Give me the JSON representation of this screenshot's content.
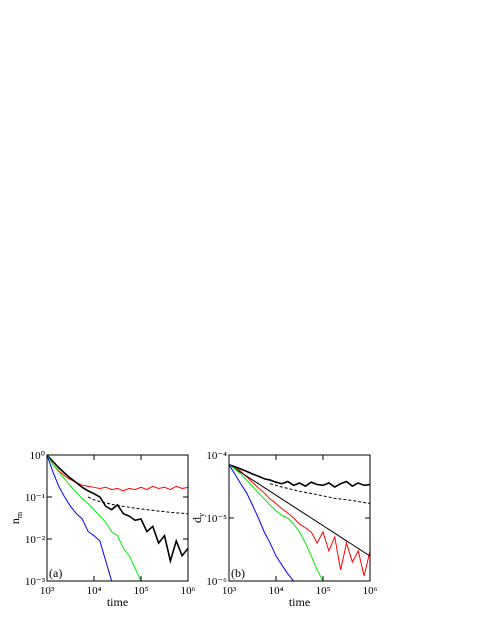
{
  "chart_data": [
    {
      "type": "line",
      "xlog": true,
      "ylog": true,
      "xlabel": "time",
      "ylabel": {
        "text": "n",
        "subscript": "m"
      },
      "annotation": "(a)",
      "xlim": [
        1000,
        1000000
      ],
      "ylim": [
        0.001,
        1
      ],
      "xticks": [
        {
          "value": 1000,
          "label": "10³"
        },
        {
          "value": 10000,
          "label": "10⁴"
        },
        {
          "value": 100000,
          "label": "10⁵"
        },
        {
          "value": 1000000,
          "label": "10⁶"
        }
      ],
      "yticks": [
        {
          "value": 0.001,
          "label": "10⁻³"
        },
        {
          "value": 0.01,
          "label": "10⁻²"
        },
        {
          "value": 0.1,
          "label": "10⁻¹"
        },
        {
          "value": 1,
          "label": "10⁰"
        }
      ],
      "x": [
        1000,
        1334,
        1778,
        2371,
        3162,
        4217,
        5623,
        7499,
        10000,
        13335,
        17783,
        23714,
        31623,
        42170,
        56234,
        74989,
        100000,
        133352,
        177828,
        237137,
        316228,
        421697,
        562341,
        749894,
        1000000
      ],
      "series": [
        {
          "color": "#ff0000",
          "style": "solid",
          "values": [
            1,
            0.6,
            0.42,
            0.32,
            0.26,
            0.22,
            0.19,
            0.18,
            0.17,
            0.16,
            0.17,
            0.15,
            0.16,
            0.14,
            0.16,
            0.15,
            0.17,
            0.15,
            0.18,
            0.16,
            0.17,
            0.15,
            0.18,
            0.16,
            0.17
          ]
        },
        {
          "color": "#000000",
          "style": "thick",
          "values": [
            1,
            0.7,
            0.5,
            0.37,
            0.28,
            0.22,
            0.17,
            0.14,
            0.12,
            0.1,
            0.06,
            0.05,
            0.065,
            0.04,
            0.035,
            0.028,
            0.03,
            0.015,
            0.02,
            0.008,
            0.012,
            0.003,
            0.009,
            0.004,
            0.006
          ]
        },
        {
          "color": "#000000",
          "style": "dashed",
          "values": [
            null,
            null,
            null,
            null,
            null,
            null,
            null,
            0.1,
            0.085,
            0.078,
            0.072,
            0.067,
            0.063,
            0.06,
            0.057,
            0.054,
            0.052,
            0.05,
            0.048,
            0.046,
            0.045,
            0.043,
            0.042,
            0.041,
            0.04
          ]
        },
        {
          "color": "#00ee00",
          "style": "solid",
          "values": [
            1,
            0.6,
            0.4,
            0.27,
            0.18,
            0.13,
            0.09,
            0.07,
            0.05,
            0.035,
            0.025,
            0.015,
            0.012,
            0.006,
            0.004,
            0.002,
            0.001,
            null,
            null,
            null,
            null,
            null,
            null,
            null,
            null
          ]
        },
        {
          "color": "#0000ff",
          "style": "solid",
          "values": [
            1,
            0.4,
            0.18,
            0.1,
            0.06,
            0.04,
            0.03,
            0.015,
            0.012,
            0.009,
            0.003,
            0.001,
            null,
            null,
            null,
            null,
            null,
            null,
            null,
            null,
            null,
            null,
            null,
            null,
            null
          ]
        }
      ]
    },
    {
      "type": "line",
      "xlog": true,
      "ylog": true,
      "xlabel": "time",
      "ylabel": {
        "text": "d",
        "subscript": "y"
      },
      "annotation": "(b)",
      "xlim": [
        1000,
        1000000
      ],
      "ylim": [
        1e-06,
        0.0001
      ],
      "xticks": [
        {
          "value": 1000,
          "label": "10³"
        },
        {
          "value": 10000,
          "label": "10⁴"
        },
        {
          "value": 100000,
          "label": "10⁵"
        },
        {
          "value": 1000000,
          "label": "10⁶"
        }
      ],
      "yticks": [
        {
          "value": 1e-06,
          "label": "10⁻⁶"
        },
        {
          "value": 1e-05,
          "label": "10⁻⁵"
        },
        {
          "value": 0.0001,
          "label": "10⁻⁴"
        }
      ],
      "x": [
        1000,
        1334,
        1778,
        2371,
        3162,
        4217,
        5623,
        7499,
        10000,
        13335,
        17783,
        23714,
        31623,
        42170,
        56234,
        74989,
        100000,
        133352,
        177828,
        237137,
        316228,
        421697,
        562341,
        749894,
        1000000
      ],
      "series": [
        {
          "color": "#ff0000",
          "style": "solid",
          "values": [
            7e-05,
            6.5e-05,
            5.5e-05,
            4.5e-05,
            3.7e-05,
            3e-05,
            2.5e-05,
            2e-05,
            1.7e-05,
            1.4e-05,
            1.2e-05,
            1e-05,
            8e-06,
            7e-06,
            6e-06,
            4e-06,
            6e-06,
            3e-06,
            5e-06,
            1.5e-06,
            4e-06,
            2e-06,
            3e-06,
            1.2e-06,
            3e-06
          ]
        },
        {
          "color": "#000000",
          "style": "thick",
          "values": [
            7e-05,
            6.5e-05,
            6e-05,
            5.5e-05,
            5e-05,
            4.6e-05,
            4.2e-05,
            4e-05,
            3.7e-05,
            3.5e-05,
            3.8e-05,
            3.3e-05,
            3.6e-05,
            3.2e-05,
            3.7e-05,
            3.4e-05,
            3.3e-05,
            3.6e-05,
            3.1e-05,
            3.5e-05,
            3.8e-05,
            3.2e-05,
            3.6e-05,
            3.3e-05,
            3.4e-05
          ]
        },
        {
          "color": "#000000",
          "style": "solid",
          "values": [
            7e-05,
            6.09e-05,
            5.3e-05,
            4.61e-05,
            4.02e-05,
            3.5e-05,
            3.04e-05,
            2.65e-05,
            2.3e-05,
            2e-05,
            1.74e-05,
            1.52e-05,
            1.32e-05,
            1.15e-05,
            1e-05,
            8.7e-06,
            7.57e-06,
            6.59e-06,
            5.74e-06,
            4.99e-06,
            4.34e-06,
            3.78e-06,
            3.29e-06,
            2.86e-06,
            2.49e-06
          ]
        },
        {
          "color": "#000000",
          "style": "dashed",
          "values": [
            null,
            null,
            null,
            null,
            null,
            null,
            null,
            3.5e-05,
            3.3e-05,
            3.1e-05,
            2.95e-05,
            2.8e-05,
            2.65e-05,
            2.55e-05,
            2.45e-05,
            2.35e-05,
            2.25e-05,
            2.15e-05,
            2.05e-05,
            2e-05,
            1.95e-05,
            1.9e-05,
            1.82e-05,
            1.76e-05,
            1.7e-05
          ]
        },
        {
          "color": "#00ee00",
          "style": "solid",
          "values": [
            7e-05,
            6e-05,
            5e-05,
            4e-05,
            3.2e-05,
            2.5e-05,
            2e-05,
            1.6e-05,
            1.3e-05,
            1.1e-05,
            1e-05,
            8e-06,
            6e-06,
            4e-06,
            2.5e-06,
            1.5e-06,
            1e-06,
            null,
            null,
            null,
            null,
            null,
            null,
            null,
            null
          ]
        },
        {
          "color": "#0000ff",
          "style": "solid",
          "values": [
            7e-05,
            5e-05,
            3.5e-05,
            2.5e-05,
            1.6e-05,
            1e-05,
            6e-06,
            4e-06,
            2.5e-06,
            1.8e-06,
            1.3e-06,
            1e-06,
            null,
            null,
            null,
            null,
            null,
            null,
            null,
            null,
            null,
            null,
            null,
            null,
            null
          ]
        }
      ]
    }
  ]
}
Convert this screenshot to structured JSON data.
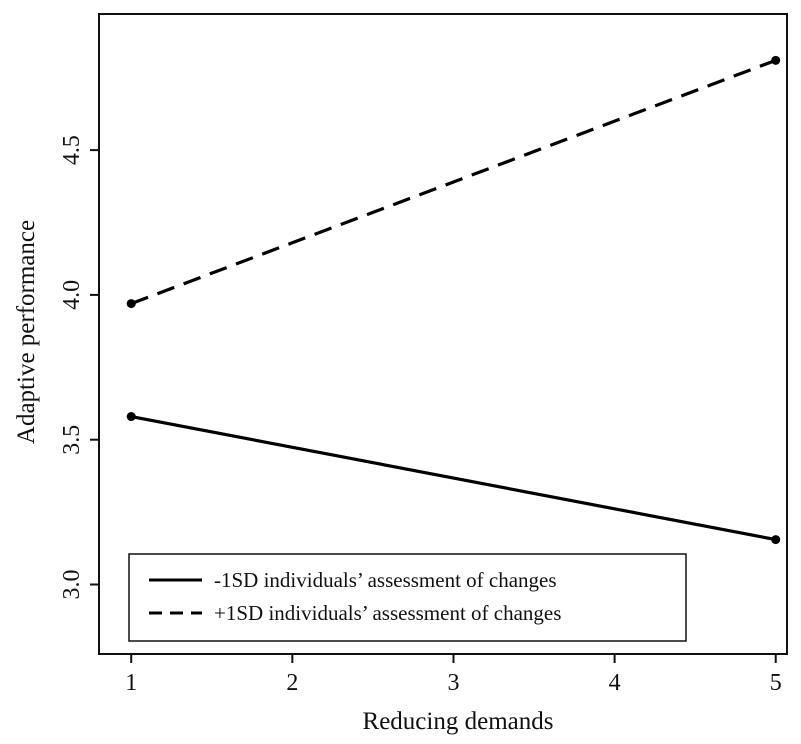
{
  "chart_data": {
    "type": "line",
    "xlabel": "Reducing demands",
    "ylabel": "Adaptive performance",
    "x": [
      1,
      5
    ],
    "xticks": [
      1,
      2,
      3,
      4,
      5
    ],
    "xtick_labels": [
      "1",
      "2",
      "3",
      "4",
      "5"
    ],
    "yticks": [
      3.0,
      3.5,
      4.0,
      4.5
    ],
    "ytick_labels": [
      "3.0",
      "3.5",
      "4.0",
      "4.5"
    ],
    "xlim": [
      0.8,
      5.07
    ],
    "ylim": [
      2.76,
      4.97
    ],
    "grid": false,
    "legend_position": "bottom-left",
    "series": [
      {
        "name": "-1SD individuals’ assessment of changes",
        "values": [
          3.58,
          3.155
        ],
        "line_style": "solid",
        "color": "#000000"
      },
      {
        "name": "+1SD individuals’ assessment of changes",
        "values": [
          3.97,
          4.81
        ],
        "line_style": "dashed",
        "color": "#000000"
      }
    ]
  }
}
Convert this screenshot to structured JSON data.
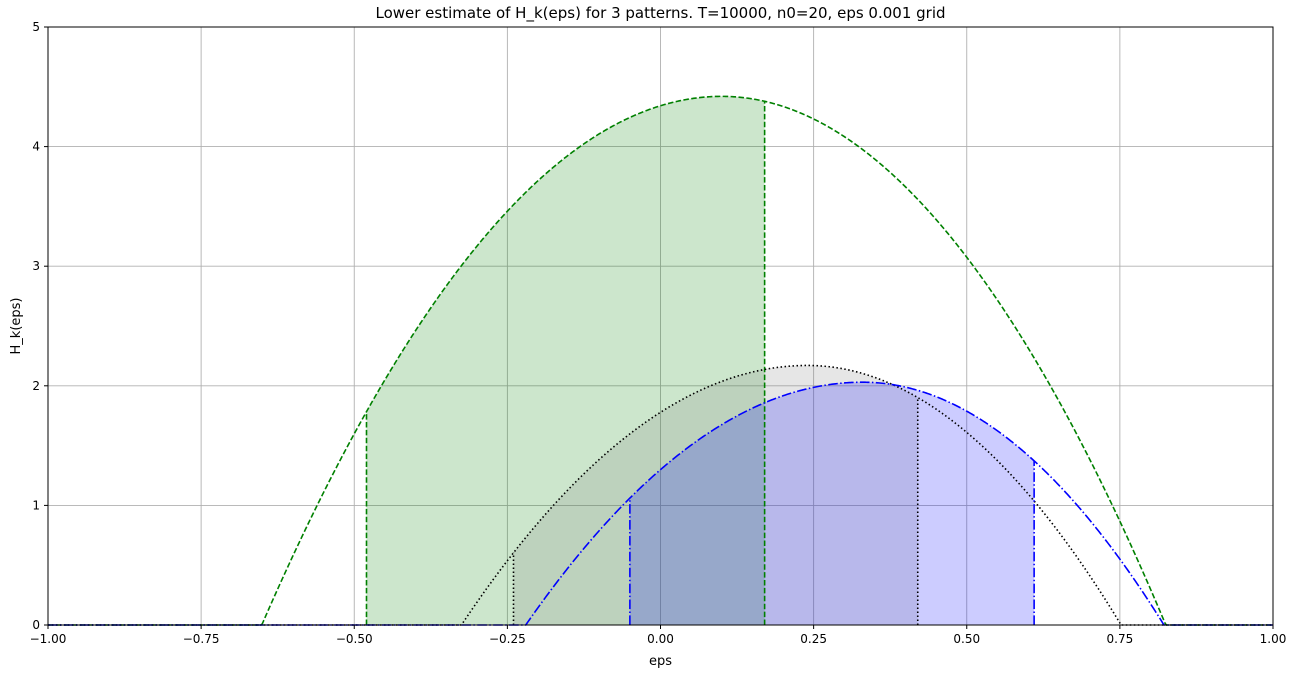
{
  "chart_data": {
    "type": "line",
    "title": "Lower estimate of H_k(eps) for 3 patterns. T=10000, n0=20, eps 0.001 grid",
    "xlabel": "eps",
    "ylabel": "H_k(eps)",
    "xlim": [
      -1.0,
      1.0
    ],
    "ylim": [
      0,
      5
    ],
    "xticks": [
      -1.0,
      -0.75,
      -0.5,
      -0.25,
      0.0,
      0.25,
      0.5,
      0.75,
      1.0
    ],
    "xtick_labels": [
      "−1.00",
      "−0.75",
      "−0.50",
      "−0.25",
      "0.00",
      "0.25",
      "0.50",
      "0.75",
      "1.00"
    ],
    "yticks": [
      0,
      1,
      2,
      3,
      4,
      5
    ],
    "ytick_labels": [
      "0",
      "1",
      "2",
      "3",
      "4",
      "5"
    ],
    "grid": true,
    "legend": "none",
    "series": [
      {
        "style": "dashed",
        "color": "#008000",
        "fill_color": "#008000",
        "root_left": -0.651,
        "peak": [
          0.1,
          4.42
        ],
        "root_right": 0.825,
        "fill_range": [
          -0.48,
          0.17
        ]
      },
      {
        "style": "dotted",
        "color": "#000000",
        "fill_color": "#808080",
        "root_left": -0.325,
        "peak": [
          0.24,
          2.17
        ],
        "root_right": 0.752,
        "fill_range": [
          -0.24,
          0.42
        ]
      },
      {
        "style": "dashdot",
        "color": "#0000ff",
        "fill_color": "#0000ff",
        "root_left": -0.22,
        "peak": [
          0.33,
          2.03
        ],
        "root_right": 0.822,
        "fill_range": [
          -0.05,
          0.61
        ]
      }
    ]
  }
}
+===+
→ **PROBLEM TO WORK ON**: Pick out, from the lines above, every one that contains the string "xlabel".

→ **RESPONSE TO THIS TASK**:
      "xlabel": "time",
      "xlabel": "time",
    "xlabel": "Reducing demands",
    "xlabel": "eps",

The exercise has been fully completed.